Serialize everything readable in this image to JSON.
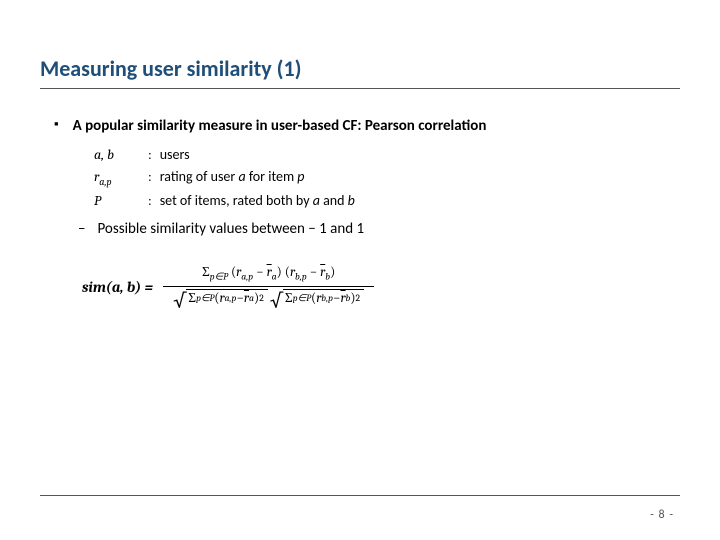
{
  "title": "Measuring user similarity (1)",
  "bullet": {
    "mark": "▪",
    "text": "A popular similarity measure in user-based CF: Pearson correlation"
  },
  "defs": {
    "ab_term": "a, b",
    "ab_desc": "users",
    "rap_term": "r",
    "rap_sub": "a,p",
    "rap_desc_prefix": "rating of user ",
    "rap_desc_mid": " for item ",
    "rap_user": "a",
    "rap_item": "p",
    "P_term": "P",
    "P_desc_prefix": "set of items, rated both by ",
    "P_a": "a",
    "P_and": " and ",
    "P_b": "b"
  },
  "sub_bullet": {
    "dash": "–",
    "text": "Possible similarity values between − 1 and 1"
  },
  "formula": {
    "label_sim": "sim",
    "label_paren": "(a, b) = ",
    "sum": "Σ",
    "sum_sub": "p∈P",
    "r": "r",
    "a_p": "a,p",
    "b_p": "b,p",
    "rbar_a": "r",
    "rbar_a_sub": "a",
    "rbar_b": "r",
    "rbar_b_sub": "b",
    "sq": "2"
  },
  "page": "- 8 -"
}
----
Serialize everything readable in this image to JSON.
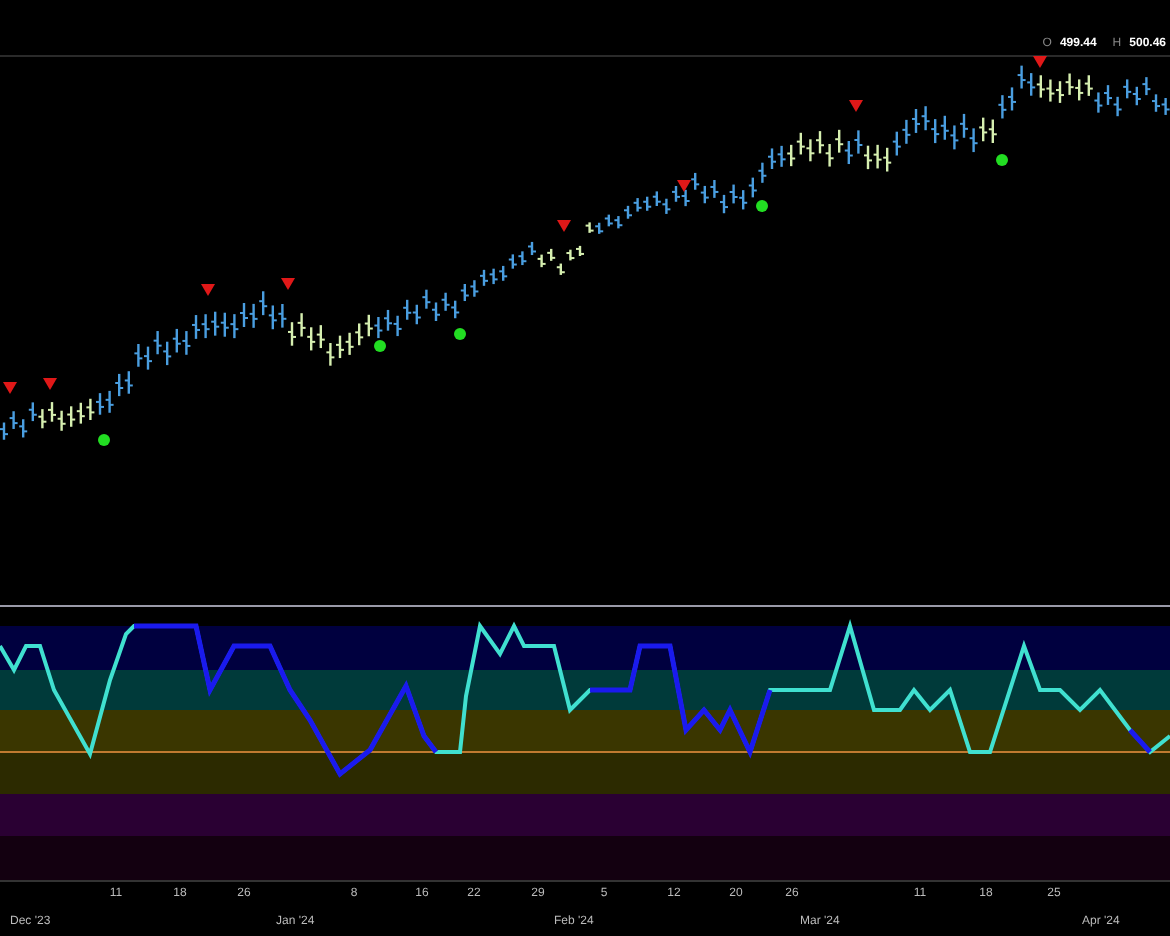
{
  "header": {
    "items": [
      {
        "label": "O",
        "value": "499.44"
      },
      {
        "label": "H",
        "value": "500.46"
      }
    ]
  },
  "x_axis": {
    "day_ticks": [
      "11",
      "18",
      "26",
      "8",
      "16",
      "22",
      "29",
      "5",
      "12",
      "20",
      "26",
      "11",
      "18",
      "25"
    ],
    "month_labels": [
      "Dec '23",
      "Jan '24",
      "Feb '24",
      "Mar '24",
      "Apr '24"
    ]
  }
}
----
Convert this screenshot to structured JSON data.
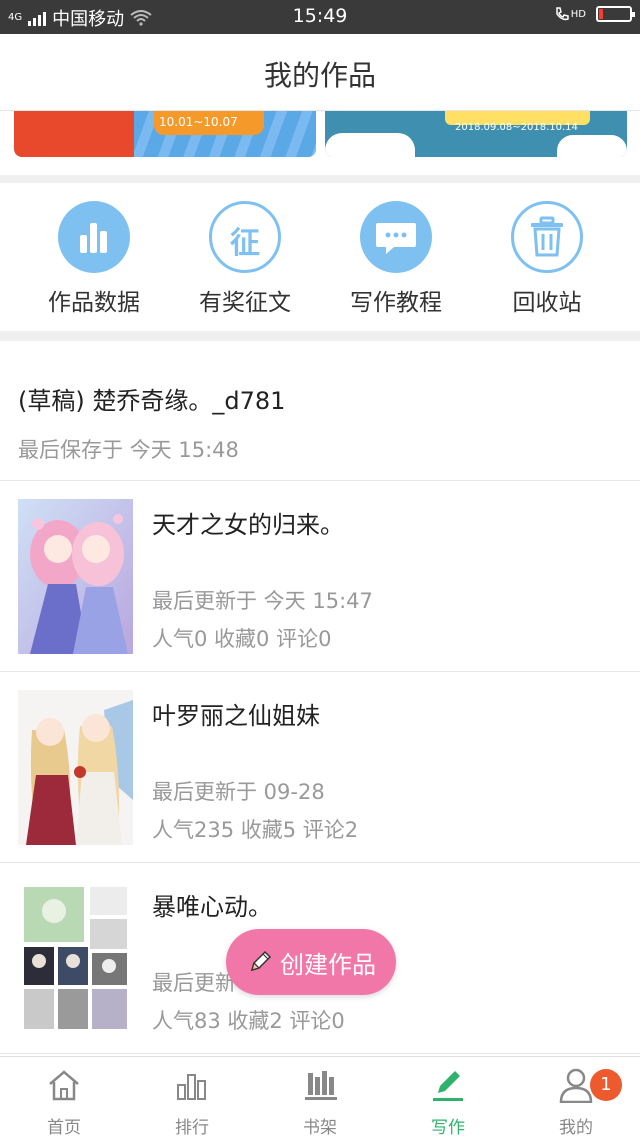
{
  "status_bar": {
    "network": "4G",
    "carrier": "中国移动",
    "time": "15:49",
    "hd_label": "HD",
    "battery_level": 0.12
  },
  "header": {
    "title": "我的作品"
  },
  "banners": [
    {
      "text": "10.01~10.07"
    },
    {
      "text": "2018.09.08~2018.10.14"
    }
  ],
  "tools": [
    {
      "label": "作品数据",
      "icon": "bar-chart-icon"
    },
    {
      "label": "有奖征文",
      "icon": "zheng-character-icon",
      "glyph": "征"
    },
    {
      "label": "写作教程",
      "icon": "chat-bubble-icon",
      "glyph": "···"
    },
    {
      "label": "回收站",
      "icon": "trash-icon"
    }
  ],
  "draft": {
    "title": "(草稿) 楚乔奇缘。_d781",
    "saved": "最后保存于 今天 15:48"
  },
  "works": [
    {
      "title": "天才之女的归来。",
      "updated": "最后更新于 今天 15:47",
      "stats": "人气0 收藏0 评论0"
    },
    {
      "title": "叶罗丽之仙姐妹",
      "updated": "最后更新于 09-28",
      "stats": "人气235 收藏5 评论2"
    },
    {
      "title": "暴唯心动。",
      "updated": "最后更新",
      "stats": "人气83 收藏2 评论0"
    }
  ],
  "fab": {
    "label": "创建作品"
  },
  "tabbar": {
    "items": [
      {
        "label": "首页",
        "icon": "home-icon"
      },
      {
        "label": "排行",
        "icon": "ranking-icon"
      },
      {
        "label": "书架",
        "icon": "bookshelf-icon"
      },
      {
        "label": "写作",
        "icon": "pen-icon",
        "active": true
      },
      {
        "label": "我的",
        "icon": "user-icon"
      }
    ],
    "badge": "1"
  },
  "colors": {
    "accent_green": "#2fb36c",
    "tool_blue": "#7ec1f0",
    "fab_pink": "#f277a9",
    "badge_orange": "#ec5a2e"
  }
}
----
→ **Exercise description**:
Point out every line holding the string "最后更新于" and copy it.

→ **Correct output**:
      "updated": "最后更新于 今天 15:47",
      "updated": "最后更新于 09-28",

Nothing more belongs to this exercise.